Written request
Below are entries. Pull out all lines containing "интенсивности".

Records to use
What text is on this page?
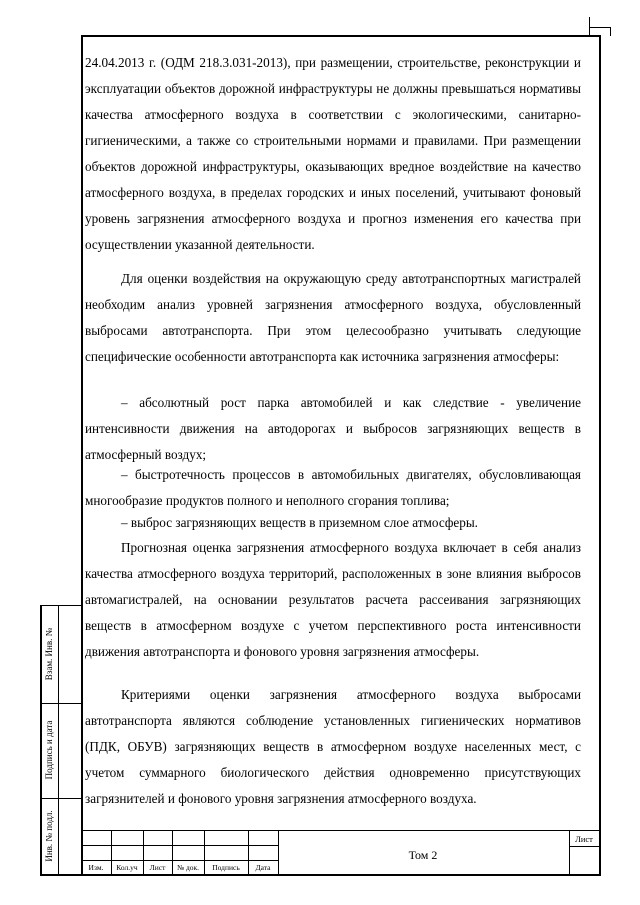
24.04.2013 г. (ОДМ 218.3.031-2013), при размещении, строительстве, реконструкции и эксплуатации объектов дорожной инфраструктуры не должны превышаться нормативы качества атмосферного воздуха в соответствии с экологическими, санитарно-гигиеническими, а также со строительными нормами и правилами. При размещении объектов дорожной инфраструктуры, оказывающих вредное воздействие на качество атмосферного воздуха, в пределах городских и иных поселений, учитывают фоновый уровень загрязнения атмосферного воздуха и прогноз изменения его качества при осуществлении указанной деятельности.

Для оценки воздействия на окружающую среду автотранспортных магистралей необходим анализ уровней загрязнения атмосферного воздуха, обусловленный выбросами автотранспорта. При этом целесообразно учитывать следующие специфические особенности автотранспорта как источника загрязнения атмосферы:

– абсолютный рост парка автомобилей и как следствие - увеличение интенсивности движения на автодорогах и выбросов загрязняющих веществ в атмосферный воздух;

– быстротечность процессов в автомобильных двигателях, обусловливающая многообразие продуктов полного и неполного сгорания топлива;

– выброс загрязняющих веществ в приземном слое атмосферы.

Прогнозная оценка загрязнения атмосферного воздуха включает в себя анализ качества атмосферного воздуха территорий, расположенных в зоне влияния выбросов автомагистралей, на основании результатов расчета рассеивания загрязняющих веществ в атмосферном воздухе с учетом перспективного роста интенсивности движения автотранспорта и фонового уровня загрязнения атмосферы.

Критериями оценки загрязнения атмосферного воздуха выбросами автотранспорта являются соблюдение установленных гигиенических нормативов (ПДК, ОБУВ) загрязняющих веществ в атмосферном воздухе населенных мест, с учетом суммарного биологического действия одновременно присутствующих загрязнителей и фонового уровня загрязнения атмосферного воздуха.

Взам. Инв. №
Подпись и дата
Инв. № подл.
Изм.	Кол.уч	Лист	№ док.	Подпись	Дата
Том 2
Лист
---
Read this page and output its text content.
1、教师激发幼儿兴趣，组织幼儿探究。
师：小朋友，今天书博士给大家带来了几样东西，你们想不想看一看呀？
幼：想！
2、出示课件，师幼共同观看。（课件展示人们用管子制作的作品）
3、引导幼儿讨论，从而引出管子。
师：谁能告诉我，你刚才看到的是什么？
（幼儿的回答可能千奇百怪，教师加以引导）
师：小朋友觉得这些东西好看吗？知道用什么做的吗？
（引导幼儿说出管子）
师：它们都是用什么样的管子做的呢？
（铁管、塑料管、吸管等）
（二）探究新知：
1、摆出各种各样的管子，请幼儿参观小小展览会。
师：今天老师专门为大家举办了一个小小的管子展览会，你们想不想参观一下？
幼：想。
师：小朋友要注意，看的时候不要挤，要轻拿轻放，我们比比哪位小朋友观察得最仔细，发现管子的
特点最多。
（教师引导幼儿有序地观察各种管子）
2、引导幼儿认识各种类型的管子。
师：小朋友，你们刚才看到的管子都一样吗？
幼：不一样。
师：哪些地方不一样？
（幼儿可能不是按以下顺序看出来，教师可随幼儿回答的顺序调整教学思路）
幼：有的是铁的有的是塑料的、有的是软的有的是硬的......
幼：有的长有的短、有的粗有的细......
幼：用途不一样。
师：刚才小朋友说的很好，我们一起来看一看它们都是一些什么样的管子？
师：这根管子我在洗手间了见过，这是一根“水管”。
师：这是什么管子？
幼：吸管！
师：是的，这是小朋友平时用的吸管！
==
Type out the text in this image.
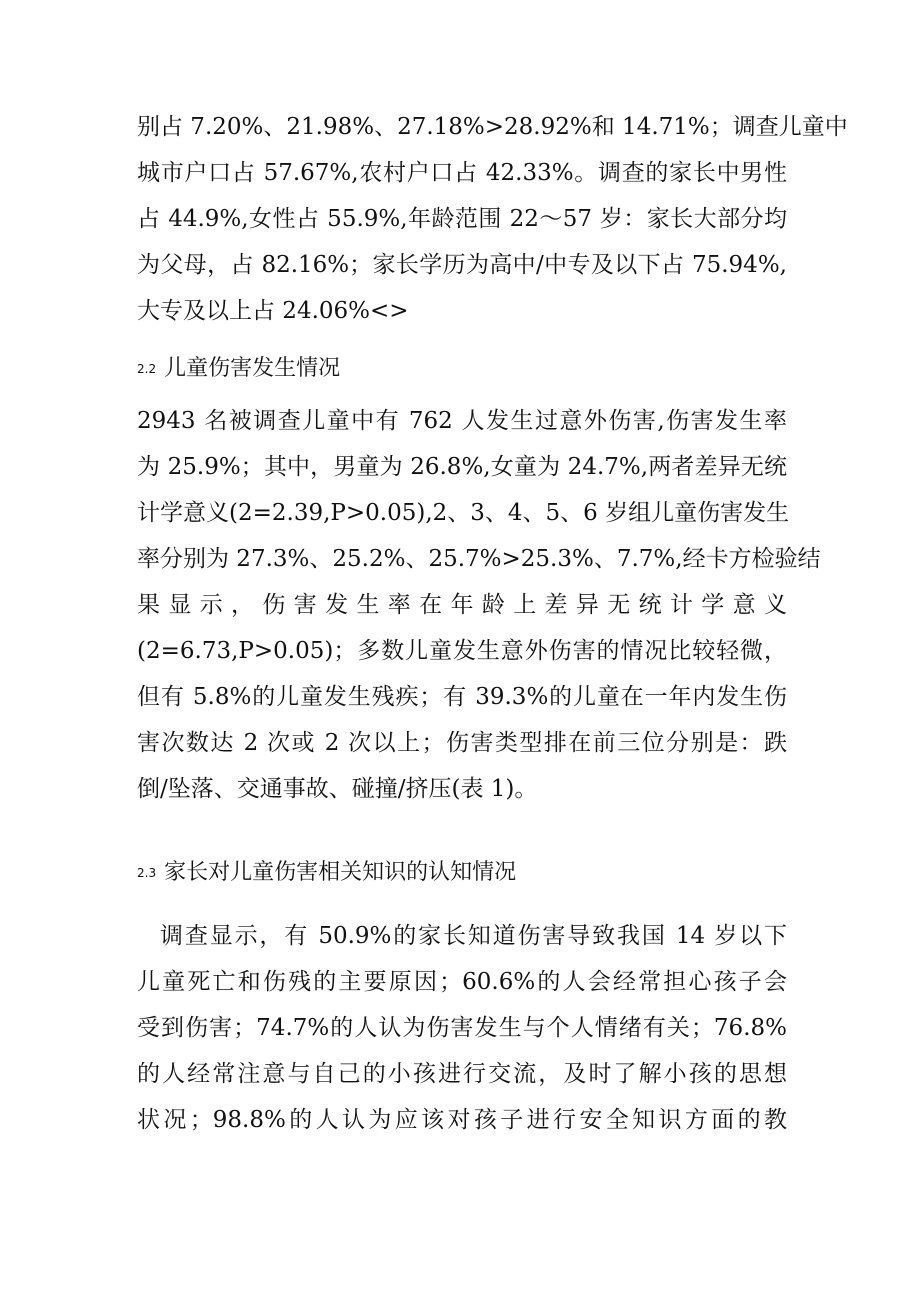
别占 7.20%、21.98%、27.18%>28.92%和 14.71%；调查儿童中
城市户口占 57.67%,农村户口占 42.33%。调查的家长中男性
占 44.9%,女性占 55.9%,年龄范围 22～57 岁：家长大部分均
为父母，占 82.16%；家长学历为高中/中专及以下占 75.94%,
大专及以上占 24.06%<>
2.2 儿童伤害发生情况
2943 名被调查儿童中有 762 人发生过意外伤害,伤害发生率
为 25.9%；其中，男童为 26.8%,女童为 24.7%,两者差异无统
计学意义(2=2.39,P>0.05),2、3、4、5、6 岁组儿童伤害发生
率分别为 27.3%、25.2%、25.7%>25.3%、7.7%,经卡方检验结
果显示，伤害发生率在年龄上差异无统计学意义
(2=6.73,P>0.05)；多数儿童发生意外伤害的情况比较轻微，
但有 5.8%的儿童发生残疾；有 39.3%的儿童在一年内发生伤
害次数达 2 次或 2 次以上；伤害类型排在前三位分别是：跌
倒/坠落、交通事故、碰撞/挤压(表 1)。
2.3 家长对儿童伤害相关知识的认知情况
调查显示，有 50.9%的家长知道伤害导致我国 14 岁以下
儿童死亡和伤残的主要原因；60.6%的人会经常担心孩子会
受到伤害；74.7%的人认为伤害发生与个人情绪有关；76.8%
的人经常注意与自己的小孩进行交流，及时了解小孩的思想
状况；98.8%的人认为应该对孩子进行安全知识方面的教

Solution
– абсолютный рост парка автомобилей и как следствие - увеличение интенсивности движения на автодорогах и выбросов загрязняющих веществ в атмосферный воздух;
Прогнозная оценка загрязнения атмосферного воздуха включает в себя анализ качества атмосферного воздуха территорий, расположенных в зоне влияния выбросов автомагистралей, на основании результатов расчета рассеивания загрязняющих веществ в атмосферном воздухе с учетом перспективного роста интенсивности движения автотранспорта и фонового уровня загрязнения атмосферы.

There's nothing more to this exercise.